===== Data for this task
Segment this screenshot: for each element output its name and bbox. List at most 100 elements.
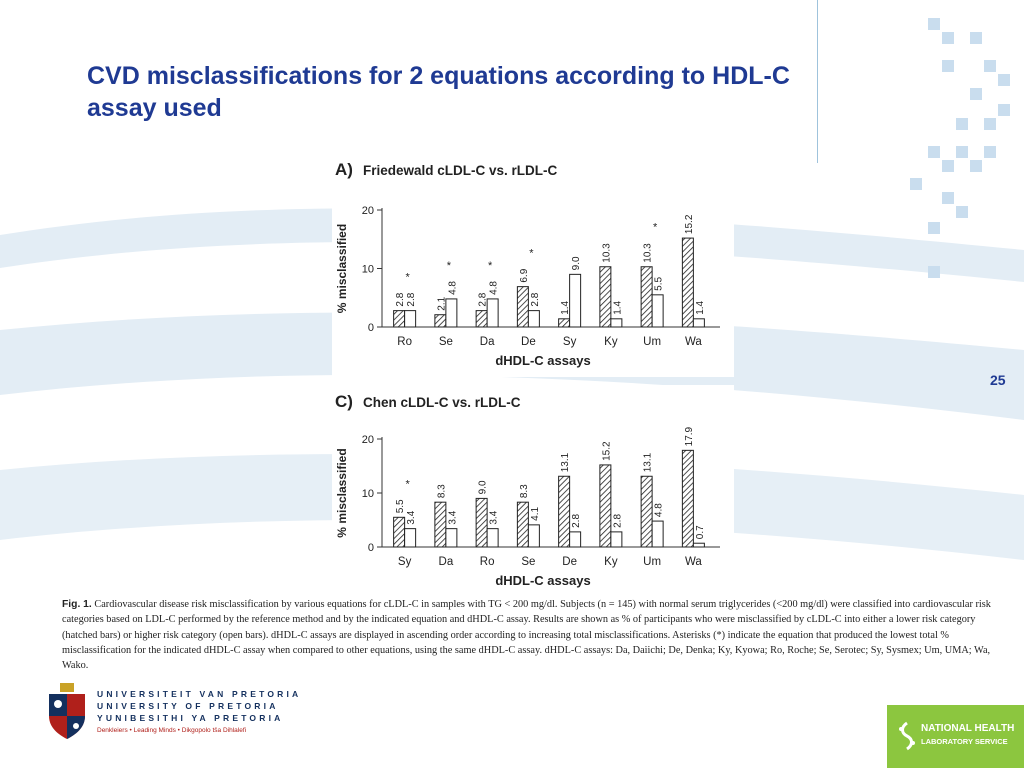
- chart0-title: Friedewald cLDL-C vs. rLDL-C: [363, 163, 558, 178]
- chart0-category-label-wa: Wa: [685, 336, 702, 348]
- caption-text: Cardiovascular disease risk misclassific…: [62, 599, 991, 672]
- chart0-value-label: 4.8: [447, 281, 458, 295]
- chart0-y-tick-label: 0: [368, 322, 374, 334]
- chart0-bar-open-da: [486, 298, 499, 328]
- nhls-line-2: LABORATORY SERVICE: [921, 737, 1008, 746]
- chart1-bar-hatched-sy: [393, 516, 406, 548]
- chart0-bar-open-ky: [610, 318, 623, 328]
- chart1-x-axis-label: dHDL-C assays: [495, 573, 590, 588]
- chart0-bar-hatched-ro: [393, 310, 406, 328]
- chart0-category-label-da: Da: [480, 336, 495, 348]
- chart0-bar-open-ro: [404, 310, 417, 328]
- chart0-bar-open-se: [445, 298, 458, 328]
- chart1-bar-open-se: [527, 524, 540, 548]
- chart0-bar-hatched-de: [516, 286, 529, 328]
- chart0-bar-hatched-se: [434, 314, 447, 328]
- up-line-2: UNIVERSITY OF PRETORIA: [97, 701, 279, 711]
- chart0-value-label: 15.2: [684, 214, 695, 234]
- chart0-value-label: 10.3: [601, 243, 612, 263]
- chart1-bar-open-ky: [610, 531, 623, 548]
- chart1-value-label: 0.7: [695, 525, 706, 539]
- chart0-value-label: 1.4: [695, 300, 706, 314]
- chart1-bar-open-sy: [404, 528, 417, 548]
- chart0-y-tick-label: 20: [362, 205, 374, 217]
- chart1-bar-open-wa: [692, 542, 705, 548]
- chart0-bar-open-wa: [692, 318, 705, 328]
- chart1-value-label: 3.4: [406, 510, 417, 524]
- chart0-value-label: 6.9: [519, 268, 530, 282]
- chart-panel-c: C) Chen cLDL-C vs. rLDL-C 0 10 20 % misclassi…: [332, 385, 734, 595]
- chart0-asterisk-ro: *: [405, 272, 410, 284]
- chart0-value-label: 1.4: [612, 300, 623, 314]
- chart-c-svg: C) Chen cLDL-C vs. rLDL-C 0 10 20 % misclassi…: [335, 392, 720, 588]
- chart0-bar-open-sy: [569, 273, 582, 328]
- chart0-asterisk-da: *: [488, 260, 493, 272]
- chart1-value-label: 8.3: [436, 484, 447, 498]
- chart1-y-tick-label: 0: [368, 542, 374, 554]
- chart0-value-label: 9.0: [571, 256, 582, 270]
- decorative-vertical-line: [817, 0, 818, 163]
- chart1-y-tick-label: 20: [362, 434, 374, 446]
- page-number: 25: [990, 372, 1006, 388]
- chart1-value-label: 15.2: [601, 441, 612, 461]
- university-of-pretoria-logo: UNIVERSITEIT VAN PRETORIA UNIVERSITY OF …: [45, 682, 298, 744]
- chart1-value-label: 2.8: [612, 514, 623, 528]
- chart0-value-label: 10.3: [643, 243, 654, 263]
- chart1-bar-hatched-wa: [681, 449, 694, 548]
- chart1-bar-hatched-de: [558, 475, 571, 548]
- chart0-bar-hatched-wa: [681, 237, 694, 328]
- chart1-y-axis-label: % misclassified: [335, 448, 349, 537]
- chart0-value-label: 1.4: [560, 300, 571, 314]
- chart1-value-label: 13.1: [643, 452, 654, 472]
- chart1-category-label-wa: Wa: [685, 556, 702, 568]
- figure-caption: Fig. 1. Cardiovascular disease risk misc…: [62, 597, 1002, 677]
- chart1-bar-hatched-ky: [599, 464, 612, 548]
- chart1-category-label-sy: Sy: [398, 556, 412, 568]
- chart0-category-label-sy: Sy: [563, 336, 577, 348]
- up-line-1: UNIVERSITEIT VAN PRETORIA: [97, 689, 302, 699]
- chart0-category-label-de: De: [521, 336, 536, 348]
- chart1-value-label: 9.0: [478, 480, 489, 494]
- chart1-value-label: 8.3: [519, 484, 530, 498]
- chart0-category-label-um: Um: [643, 336, 661, 348]
- chart0-value-label: 2.1: [436, 296, 447, 310]
- chart0-bar-hatched-ky: [599, 266, 612, 328]
- chart1-value-label: 5.5: [395, 499, 406, 513]
- chart1-panel-letter: C): [335, 392, 353, 411]
- caption-fig-label: Fig. 1.: [62, 599, 92, 610]
- chart0-panel-letter: A): [335, 160, 353, 179]
- chart0-category-label-ro: Ro: [397, 336, 412, 348]
- chart1-bar-open-da: [445, 528, 458, 548]
- chart1-category-label-ky: Ky: [604, 556, 618, 568]
- chart1-bar-open-de: [569, 531, 582, 548]
- chart1-category-label-de: De: [562, 556, 577, 568]
- chart0-value-label: 2.8: [530, 292, 541, 306]
- chart1-value-label: 3.4: [489, 510, 500, 524]
- up-name-lines: UNIVERSITEIT VAN PRETORIA UNIVERSITY OF …: [97, 688, 301, 724]
- chart0-asterisk-um: *: [653, 222, 658, 234]
- chart0-bar-hatched-da: [475, 310, 488, 328]
- chart1-value-label: 2.8: [571, 514, 582, 528]
- up-motto: Denkleiers • Leading Minds • Dikgopolo t…: [97, 727, 247, 734]
- chart0-x-axis-label: dHDL-C assays: [495, 353, 590, 368]
- chart0-bar-hatched-um: [640, 266, 653, 328]
- chart0-value-label: 4.8: [489, 281, 500, 295]
- chart1-bar-hatched-um: [640, 475, 653, 548]
- chart-panel-a: A) Friedewald cLDL-C vs. rLDL-C 0 10 20 % mis…: [332, 155, 734, 377]
- chart0-asterisk-de: *: [529, 248, 534, 260]
- chart1-value-label: 3.4: [447, 510, 458, 524]
- up-line-3: YUNIBESITHI YA PRETORIA: [97, 713, 284, 723]
- chart1-value-label: 17.9: [684, 426, 695, 446]
- chart0-y-axis-label: % misclassified: [335, 224, 349, 313]
- chart0-bar-hatched-sy: [558, 318, 571, 328]
- chart1-category-label-ro: Ro: [480, 556, 495, 568]
- chart0-bar-open-de: [527, 310, 540, 328]
- chart1-value-label: 13.1: [560, 452, 571, 472]
- chart1-category-label-da: Da: [439, 556, 454, 568]
- up-crest-icon: [49, 683, 85, 739]
- chart0-value-label: 5.5: [654, 276, 665, 290]
- chart0-value-label: 2.8: [395, 292, 406, 306]
- chart0-asterisk-se: *: [447, 260, 452, 272]
- chart1-bar-hatched-ro: [475, 497, 488, 548]
- chart1-bar-open-um: [651, 520, 664, 548]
==========
The problem ▸
Would you print all the entries again exactly, minus any pictures?

Exercise response ▸
Segment this screenshot: for each element output its name and bbox. List at most 100 elements.
- chart0-title: Friedewald cLDL-C vs. rLDL-C: [363, 163, 558, 178]
- chart0-category-label-wa: Wa: [685, 336, 702, 348]
- caption-text: Cardiovascular disease risk misclassific…: [62, 599, 991, 672]
- chart0-value-label: 4.8: [447, 281, 458, 295]
- chart0-y-tick-label: 0: [368, 322, 374, 334]
- chart0-bar-open-da: [486, 298, 499, 328]
- nhls-line-2: LABORATORY SERVICE: [921, 737, 1008, 746]
- chart1-bar-hatched-sy: [393, 516, 406, 548]
- chart0-bar-open-ky: [610, 318, 623, 328]
- chart1-x-axis-label: dHDL-C assays: [495, 573, 590, 588]
- chart0-bar-hatched-ro: [393, 310, 406, 328]
- chart0-category-label-da: Da: [480, 336, 495, 348]
- chart0-bar-open-ro: [404, 310, 417, 328]
- chart0-bar-open-se: [445, 298, 458, 328]
- chart1-bar-open-se: [527, 524, 540, 548]
- chart0-bar-hatched-de: [516, 286, 529, 328]
- chart0-bar-hatched-se: [434, 314, 447, 328]
- up-line-2: UNIVERSITY OF PRETORIA: [97, 701, 279, 711]
- chart0-value-label: 15.2: [684, 214, 695, 234]
- chart0-value-label: 10.3: [601, 243, 612, 263]
- chart1-bar-open-ky: [610, 531, 623, 548]
- chart1-value-label: 0.7: [695, 525, 706, 539]
- chart0-value-label: 1.4: [695, 300, 706, 314]
- chart1-bar-open-sy: [404, 528, 417, 548]
- chart0-y-tick-label: 20: [362, 205, 374, 217]
- chart1-bar-open-wa: [692, 542, 705, 548]
- chart0-bar-open-wa: [692, 318, 705, 328]
- chart1-value-label: 3.4: [406, 510, 417, 524]
- chart0-value-label: 6.9: [519, 268, 530, 282]
- chart-panel-c: C) Chen cLDL-C vs. rLDL-C 0 10 20 % misclassi…: [332, 385, 734, 595]
- chart0-asterisk-ro: *: [405, 272, 410, 284]
- chart0-value-label: 1.4: [612, 300, 623, 314]
- chart-c-svg: C) Chen cLDL-C vs. rLDL-C 0 10 20 % misclassi…: [335, 392, 720, 588]
- chart0-bar-open-sy: [569, 273, 582, 328]
- chart0-asterisk-da: *: [488, 260, 493, 272]
- chart1-value-label: 8.3: [436, 484, 447, 498]
- chart1-y-tick-label: 0: [368, 542, 374, 554]
- chart0-value-label: 9.0: [571, 256, 582, 270]
- decorative-vertical-line: [817, 0, 818, 163]
- chart1-y-tick-label: 20: [362, 434, 374, 446]
- page-number: 25: [990, 372, 1006, 388]
- chart1-value-label: 15.2: [601, 441, 612, 461]
- university-of-pretoria-logo: UNIVERSITEIT VAN PRETORIA UNIVERSITY OF …: [45, 682, 298, 744]
- chart1-value-label: 2.8: [612, 514, 623, 528]
- chart0-value-label: 10.3: [643, 243, 654, 263]
- chart1-bar-hatched-wa: [681, 449, 694, 548]
- chart1-bar-hatched-de: [558, 475, 571, 548]
- chart0-bar-hatched-wa: [681, 237, 694, 328]
- chart1-y-axis-label: % misclassified: [335, 448, 349, 537]
- chart0-value-label: 1.4: [560, 300, 571, 314]
- chart1-value-label: 13.1: [643, 452, 654, 472]
- chart1-category-label-wa: Wa: [685, 556, 702, 568]
- figure-caption: Fig. 1. Cardiovascular disease risk misc…: [62, 597, 1002, 677]
- chart1-bar-hatched-ky: [599, 464, 612, 548]
- chart1-category-label-sy: Sy: [398, 556, 412, 568]
- chart0-category-label-sy: Sy: [563, 336, 577, 348]
- up-line-1: UNIVERSITEIT VAN PRETORIA: [97, 689, 302, 699]
- chart0-category-label-de: De: [521, 336, 536, 348]
- chart1-value-label: 9.0: [478, 480, 489, 494]
- chart1-value-label: 8.3: [519, 484, 530, 498]
- chart0-category-label-um: Um: [643, 336, 661, 348]
- chart0-value-label: 2.1: [436, 296, 447, 310]
- chart0-bar-hatched-ky: [599, 266, 612, 328]
- chart1-value-label: 5.5: [395, 499, 406, 513]
- chart1-panel-letter: C): [335, 392, 353, 411]
- caption-fig-label: Fig. 1.: [62, 599, 92, 610]
- chart0-panel-letter: A): [335, 160, 353, 179]
- chart0-category-label-ro: Ro: [397, 336, 412, 348]
- chart1-bar-open-da: [445, 528, 458, 548]
- chart1-category-label-ky: Ky: [604, 556, 618, 568]
- chart1-bar-open-de: [569, 531, 582, 548]
- chart1-category-label-de: De: [562, 556, 577, 568]
- chart0-value-label: 2.8: [530, 292, 541, 306]
- chart1-value-label: 3.4: [489, 510, 500, 524]
- up-name-lines: UNIVERSITEIT VAN PRETORIA UNIVERSITY OF …: [97, 688, 301, 724]
- chart0-asterisk-um: *: [653, 222, 658, 234]
- chart0-bar-hatched-da: [475, 310, 488, 328]
- chart1-value-label: 2.8: [571, 514, 582, 528]
- up-motto: Denkleiers • Leading Minds • Dikgopolo t…: [97, 727, 247, 734]
- chart0-x-axis-label: dHDL-C assays: [495, 353, 590, 368]
- chart0-bar-hatched-um: [640, 266, 653, 328]
- chart0-value-label: 4.8: [489, 281, 500, 295]
- chart1-bar-hatched-um: [640, 475, 653, 548]
- chart-panel-a: A) Friedewald cLDL-C vs. rLDL-C 0 10 20 % mis…: [332, 155, 734, 377]
- chart0-asterisk-de: *: [529, 248, 534, 260]
- chart1-value-label: 3.4: [447, 510, 458, 524]
- up-line-3: YUNIBESITHI YA PRETORIA: [97, 713, 284, 723]
- chart1-value-label: 17.9: [684, 426, 695, 446]
- chart0-y-axis-label: % misclassified: [335, 224, 349, 313]
- chart0-bar-hatched-sy: [558, 318, 571, 328]
- chart1-category-label-ro: Ro: [480, 556, 495, 568]
- chart0-bar-open-de: [527, 310, 540, 328]
- chart1-value-label: 13.1: [560, 452, 571, 472]
- chart1-category-label-da: Da: [439, 556, 454, 568]
- up-crest-icon: [49, 683, 85, 739]
- chart0-value-label: 5.5: [654, 276, 665, 290]
- chart0-value-label: 2.8: [395, 292, 406, 306]
- chart0-asterisk-se: *: [447, 260, 452, 272]
- chart1-bar-hatched-ro: [475, 497, 488, 548]
- chart1-bar-open-um: [651, 520, 664, 548]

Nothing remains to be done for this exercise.